(Stored data entries)
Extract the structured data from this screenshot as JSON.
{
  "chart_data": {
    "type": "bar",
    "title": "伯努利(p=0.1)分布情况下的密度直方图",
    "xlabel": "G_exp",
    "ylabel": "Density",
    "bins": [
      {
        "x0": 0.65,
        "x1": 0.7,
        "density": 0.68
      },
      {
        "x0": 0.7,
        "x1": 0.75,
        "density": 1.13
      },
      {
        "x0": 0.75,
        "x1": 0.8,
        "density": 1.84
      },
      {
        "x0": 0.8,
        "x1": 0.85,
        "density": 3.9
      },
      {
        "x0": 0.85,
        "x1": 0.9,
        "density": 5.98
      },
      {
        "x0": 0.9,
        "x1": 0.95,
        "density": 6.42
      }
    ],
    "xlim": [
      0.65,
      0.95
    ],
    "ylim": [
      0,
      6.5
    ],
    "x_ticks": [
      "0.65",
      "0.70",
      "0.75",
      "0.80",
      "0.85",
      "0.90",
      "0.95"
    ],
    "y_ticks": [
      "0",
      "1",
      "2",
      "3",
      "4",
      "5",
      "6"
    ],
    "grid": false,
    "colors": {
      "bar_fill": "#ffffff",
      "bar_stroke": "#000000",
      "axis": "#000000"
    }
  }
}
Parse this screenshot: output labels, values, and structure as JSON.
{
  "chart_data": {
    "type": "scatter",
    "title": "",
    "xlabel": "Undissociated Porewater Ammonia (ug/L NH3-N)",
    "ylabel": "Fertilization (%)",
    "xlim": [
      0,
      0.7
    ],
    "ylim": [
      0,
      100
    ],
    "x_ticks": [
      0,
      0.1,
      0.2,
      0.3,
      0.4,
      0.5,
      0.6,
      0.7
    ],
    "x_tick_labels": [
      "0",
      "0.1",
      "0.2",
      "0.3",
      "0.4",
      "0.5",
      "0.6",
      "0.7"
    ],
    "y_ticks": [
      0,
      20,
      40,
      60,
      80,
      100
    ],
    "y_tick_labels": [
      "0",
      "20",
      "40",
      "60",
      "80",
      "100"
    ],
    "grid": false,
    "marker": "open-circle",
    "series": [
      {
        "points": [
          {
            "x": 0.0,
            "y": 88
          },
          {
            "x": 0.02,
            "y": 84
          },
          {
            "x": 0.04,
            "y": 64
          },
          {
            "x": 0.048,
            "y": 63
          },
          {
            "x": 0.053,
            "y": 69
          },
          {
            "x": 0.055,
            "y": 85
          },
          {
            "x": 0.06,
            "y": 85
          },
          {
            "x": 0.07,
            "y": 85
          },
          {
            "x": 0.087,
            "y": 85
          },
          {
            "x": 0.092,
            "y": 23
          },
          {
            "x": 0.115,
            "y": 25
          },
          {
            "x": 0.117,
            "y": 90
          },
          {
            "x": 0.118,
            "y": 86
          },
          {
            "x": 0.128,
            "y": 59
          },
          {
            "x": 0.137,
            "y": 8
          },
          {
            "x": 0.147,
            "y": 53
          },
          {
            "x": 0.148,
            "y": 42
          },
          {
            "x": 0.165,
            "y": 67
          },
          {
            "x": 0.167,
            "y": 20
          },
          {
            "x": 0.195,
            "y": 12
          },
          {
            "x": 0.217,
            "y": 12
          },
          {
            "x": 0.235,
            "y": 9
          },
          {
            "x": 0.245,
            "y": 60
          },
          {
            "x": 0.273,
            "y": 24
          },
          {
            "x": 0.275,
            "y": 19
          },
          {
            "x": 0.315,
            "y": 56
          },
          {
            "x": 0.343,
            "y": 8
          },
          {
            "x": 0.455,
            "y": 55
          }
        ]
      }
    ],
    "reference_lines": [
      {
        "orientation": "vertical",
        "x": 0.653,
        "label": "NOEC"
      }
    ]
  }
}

#### [OBJECTIVE]
Write out all of the records once more, exactly.

#### [EXERCISE RESPONSE]
Extract the structured data from this screenshot as JSON.
{
  "chart_data": {
    "type": "bar",
    "title": "伯努利(p=0.1)分布情况下的密度直方图",
    "xlabel": "G_exp",
    "ylabel": "Density",
    "bins": [
      {
        "x0": 0.65,
        "x1": 0.7,
        "density": 0.68
      },
      {
        "x0": 0.7,
        "x1": 0.75,
        "density": 1.13
      },
      {
        "x0": 0.75,
        "x1": 0.8,
        "density": 1.84
      },
      {
        "x0": 0.8,
        "x1": 0.85,
        "density": 3.9
      },
      {
        "x0": 0.85,
        "x1": 0.9,
        "density": 5.98
      },
      {
        "x0": 0.9,
        "x1": 0.95,
        "density": 6.42
      }
    ],
    "xlim": [
      0.65,
      0.95
    ],
    "ylim": [
      0,
      6.5
    ],
    "x_ticks": [
      "0.65",
      "0.70",
      "0.75",
      "0.80",
      "0.85",
      "0.90",
      "0.95"
    ],
    "y_ticks": [
      "0",
      "1",
      "2",
      "3",
      "4",
      "5",
      "6"
    ],
    "grid": false,
    "colors": {
      "bar_fill": "#ffffff",
      "bar_stroke": "#000000",
      "axis": "#000000"
    }
  }
}
Parse this screenshot: output labels, values, and structure as JSON.
{
  "chart_data": {
    "type": "scatter",
    "title": "",
    "xlabel": "Undissociated Porewater Ammonia (ug/L NH3-N)",
    "ylabel": "Fertilization (%)",
    "xlim": [
      0,
      0.7
    ],
    "ylim": [
      0,
      100
    ],
    "x_ticks": [
      0,
      0.1,
      0.2,
      0.3,
      0.4,
      0.5,
      0.6,
      0.7
    ],
    "x_tick_labels": [
      "0",
      "0.1",
      "0.2",
      "0.3",
      "0.4",
      "0.5",
      "0.6",
      "0.7"
    ],
    "y_ticks": [
      0,
      20,
      40,
      60,
      80,
      100
    ],
    "y_tick_labels": [
      "0",
      "20",
      "40",
      "60",
      "80",
      "100"
    ],
    "grid": false,
    "marker": "open-circle",
    "series": [
      {
        "points": [
          {
            "x": 0.0,
            "y": 88
          },
          {
            "x": 0.02,
            "y": 84
          },
          {
            "x": 0.04,
            "y": 64
          },
          {
            "x": 0.048,
            "y": 63
          },
          {
            "x": 0.053,
            "y": 69
          },
          {
            "x": 0.055,
            "y": 85
          },
          {
            "x": 0.06,
            "y": 85
          },
          {
            "x": 0.07,
            "y": 85
          },
          {
            "x": 0.087,
            "y": 85
          },
          {
            "x": 0.092,
            "y": 23
          },
          {
            "x": 0.115,
            "y": 25
          },
          {
            "x": 0.117,
            "y": 90
          },
          {
            "x": 0.118,
            "y": 86
          },
          {
            "x": 0.128,
            "y": 59
          },
          {
            "x": 0.137,
            "y": 8
          },
          {
            "x": 0.147,
            "y": 53
          },
          {
            "x": 0.148,
            "y": 42
          },
          {
            "x": 0.165,
            "y": 67
          },
          {
            "x": 0.167,
            "y": 20
          },
          {
            "x": 0.195,
            "y": 12
          },
          {
            "x": 0.217,
            "y": 12
          },
          {
            "x": 0.235,
            "y": 9
          },
          {
            "x": 0.245,
            "y": 60
          },
          {
            "x": 0.273,
            "y": 24
          },
          {
            "x": 0.275,
            "y": 19
          },
          {
            "x": 0.315,
            "y": 56
          },
          {
            "x": 0.343,
            "y": 8
          },
          {
            "x": 0.455,
            "y": 55
          }
        ]
      }
    ],
    "reference_lines": [
      {
        "orientation": "vertical",
        "x": 0.653,
        "label": "NOEC"
      }
    ]
  }
}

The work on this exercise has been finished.